WHAT IS ASKED: Locate and copy all lines bearing the word "transactions".

Recorded data:
—————

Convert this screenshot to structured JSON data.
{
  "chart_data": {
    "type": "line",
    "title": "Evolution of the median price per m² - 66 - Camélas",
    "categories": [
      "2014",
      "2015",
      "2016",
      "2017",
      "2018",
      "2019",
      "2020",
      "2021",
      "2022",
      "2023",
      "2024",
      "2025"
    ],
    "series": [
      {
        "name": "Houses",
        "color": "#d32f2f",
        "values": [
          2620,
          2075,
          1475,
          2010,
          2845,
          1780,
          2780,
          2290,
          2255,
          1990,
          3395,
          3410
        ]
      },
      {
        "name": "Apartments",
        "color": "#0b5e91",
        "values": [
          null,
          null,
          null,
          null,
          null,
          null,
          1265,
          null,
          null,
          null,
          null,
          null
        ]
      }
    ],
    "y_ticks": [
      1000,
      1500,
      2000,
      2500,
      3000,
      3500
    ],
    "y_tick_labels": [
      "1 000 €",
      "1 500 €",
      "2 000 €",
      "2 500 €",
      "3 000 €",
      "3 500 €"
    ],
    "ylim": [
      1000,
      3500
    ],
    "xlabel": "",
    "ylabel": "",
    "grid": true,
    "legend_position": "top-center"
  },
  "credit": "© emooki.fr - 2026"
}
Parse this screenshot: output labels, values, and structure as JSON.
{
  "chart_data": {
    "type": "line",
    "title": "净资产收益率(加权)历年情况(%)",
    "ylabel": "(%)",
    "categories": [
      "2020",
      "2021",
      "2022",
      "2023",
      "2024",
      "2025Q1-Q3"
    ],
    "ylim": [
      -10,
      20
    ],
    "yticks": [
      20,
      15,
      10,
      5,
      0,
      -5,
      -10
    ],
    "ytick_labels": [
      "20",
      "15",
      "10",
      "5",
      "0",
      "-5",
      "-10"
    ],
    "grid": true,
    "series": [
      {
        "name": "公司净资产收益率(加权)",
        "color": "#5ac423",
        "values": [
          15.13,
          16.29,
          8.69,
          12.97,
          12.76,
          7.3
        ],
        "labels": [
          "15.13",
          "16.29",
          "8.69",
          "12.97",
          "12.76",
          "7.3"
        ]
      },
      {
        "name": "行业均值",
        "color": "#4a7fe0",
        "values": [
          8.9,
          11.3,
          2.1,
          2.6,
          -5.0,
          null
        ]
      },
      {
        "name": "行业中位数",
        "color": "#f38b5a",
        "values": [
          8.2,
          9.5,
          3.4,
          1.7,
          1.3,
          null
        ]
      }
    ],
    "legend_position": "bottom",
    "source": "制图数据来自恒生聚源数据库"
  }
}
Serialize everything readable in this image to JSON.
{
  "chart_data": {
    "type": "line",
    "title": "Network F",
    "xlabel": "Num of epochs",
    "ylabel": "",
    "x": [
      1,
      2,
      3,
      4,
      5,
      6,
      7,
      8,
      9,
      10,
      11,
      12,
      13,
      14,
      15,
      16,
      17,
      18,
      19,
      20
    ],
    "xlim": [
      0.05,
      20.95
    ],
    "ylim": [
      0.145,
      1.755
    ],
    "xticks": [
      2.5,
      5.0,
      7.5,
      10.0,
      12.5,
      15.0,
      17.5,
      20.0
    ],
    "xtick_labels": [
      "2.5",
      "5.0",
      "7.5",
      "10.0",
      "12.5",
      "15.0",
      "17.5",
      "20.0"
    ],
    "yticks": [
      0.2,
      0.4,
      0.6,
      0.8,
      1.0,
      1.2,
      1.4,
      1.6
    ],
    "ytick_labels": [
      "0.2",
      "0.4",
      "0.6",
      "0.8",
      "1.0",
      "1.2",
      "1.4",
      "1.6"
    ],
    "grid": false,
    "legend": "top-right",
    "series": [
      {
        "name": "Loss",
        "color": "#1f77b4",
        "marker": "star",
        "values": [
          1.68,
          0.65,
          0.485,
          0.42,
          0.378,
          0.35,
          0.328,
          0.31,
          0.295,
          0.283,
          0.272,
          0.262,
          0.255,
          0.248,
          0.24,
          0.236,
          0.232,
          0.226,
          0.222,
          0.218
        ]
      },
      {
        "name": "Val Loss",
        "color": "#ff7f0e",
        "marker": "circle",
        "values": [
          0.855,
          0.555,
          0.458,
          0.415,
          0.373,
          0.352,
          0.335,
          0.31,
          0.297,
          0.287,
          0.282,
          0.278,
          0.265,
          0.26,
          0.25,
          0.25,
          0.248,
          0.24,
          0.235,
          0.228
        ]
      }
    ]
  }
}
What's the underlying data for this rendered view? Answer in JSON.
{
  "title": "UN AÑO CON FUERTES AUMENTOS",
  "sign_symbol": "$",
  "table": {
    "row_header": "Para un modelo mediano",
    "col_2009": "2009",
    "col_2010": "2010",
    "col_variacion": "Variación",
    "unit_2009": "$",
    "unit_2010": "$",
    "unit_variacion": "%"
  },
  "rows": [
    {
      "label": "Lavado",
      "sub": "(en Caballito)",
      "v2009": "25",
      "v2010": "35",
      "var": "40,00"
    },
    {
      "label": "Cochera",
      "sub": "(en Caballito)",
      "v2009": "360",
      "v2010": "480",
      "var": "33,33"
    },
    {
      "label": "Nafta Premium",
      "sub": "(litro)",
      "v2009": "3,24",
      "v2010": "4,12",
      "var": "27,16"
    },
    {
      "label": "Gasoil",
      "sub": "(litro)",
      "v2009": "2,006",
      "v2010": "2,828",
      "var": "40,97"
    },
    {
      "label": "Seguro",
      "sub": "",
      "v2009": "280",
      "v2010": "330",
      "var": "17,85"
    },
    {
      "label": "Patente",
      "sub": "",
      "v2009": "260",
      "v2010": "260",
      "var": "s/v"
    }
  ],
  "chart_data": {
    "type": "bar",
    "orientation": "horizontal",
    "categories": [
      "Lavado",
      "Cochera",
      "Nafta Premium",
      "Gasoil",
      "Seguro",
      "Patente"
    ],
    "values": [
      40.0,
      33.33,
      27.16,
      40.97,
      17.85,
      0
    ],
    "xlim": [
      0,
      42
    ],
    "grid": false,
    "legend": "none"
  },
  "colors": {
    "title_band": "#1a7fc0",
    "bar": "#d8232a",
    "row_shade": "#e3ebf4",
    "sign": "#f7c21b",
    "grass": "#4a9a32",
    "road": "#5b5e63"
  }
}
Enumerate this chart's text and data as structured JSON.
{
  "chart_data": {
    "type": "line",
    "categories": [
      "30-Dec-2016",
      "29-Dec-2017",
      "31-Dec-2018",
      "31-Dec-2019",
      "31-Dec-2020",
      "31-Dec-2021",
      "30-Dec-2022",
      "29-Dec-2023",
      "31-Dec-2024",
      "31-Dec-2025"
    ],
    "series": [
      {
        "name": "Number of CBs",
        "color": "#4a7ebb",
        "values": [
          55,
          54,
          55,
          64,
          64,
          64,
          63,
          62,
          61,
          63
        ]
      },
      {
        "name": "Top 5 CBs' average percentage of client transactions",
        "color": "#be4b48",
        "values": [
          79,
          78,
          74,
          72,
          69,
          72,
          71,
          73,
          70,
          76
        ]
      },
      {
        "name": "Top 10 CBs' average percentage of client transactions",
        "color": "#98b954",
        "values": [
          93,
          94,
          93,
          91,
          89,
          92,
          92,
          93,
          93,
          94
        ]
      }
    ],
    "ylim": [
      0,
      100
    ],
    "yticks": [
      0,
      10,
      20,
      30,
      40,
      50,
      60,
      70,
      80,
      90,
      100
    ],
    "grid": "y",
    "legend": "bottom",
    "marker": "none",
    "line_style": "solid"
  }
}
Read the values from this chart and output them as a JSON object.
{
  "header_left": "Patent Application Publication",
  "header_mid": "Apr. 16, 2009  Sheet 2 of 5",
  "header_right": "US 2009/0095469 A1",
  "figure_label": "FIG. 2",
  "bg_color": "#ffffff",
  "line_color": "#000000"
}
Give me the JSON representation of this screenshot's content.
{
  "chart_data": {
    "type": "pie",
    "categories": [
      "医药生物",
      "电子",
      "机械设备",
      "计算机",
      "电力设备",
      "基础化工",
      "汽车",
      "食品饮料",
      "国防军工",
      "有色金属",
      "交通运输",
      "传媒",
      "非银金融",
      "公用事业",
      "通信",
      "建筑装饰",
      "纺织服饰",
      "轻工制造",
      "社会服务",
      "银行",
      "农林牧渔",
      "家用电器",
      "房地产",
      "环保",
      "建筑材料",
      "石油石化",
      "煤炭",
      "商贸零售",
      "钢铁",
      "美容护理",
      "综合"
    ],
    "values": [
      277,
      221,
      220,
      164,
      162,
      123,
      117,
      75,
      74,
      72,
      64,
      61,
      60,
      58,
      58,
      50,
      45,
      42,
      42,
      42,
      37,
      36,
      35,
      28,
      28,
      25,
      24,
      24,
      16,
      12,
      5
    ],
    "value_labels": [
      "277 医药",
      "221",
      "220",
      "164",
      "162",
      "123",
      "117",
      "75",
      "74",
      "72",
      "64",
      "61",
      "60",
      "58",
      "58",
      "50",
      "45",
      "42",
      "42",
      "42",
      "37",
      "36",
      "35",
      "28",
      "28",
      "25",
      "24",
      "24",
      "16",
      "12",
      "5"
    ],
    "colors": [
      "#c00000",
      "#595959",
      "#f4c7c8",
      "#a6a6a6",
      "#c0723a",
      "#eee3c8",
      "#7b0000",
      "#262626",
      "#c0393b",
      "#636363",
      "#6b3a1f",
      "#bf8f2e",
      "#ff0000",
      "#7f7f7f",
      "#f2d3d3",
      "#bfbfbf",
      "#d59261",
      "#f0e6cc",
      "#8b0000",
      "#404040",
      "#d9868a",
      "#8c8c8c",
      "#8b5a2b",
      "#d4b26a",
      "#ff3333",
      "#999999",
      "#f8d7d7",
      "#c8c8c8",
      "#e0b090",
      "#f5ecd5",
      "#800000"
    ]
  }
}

—————

TASK ANSWER:
        "name": "Top 5 CBs' average percentage of client transactions",
        "name": "Top 10 CBs' average percentage of client transactions",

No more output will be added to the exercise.